━━ Data listing
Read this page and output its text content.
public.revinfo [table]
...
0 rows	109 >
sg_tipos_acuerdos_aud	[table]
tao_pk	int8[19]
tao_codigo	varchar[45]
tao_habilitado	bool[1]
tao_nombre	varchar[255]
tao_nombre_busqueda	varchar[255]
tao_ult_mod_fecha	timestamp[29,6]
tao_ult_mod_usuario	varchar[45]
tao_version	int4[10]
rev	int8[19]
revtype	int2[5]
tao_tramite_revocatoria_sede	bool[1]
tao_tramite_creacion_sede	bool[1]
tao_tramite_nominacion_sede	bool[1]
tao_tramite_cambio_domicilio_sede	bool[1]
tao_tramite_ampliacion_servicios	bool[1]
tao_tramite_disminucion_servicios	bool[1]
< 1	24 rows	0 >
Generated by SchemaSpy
━━━━
Your instructions: Your task is to give the records above again, exactly.

Written solution:
Read this page and output its text content.
public.revinfo [table]
...
0 rows	109 >
sg_tipos_acuerdos_aud	[table]
tao_pk	int8[19]
tao_codigo	varchar[45]
tao_habilitado	bool[1]
tao_nombre	varchar[255]
tao_nombre_busqueda	varchar[255]
tao_ult_mod_fecha	timestamp[29,6]
tao_ult_mod_usuario	varchar[45]
tao_version	int4[10]
rev	int8[19]
revtype	int2[5]
tao_tramite_revocatoria_sede	bool[1]
tao_tramite_creacion_sede	bool[1]
tao_tramite_nominacion_sede	bool[1]
tao_tramite_cambio_domicilio_sede	bool[1]
tao_tramite_ampliacion_servicios	bool[1]
tao_tramite_disminucion_servicios	bool[1]
< 1	24 rows	0 >
Generated by SchemaSpy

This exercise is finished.